Lines containing the word "berbagai" should be extracted in full.

------------------------------------------------

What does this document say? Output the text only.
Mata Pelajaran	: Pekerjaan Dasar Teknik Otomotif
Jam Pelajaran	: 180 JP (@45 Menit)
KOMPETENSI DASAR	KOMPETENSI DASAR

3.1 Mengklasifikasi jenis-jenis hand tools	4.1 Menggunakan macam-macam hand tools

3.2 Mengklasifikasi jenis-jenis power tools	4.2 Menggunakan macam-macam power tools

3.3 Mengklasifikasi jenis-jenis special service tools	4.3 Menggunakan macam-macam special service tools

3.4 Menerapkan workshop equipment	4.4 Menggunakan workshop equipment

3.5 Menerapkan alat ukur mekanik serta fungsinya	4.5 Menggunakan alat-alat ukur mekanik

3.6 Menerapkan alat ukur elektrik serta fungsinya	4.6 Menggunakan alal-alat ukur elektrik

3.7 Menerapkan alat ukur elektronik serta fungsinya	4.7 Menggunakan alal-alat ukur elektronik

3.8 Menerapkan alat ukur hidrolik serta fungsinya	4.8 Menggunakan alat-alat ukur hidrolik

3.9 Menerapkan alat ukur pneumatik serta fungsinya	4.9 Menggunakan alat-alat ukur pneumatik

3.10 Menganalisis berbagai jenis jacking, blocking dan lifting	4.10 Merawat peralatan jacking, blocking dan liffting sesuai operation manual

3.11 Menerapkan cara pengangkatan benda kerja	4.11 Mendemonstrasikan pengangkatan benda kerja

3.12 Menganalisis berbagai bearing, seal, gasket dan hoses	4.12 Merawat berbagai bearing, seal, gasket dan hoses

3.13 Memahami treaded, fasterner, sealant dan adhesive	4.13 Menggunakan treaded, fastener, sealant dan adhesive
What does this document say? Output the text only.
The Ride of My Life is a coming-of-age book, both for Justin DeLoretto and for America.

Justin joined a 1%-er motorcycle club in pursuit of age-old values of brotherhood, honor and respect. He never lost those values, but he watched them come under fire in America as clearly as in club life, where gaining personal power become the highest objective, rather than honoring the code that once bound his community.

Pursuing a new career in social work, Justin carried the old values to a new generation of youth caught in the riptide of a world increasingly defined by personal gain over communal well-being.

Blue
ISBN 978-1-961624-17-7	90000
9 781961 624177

------------------------------------------------

§ **Exercise answer**:
3.10 Menganalisis berbagai jenis jacking, blocking dan lifting	4.10 Merawat peralatan jacking, blocking dan liffting sesuai operation manual
3.12 Menganalisis berbagai bearing, seal, gasket dan hoses	4.12 Merawat berbagai bearing, seal, gasket dan hoses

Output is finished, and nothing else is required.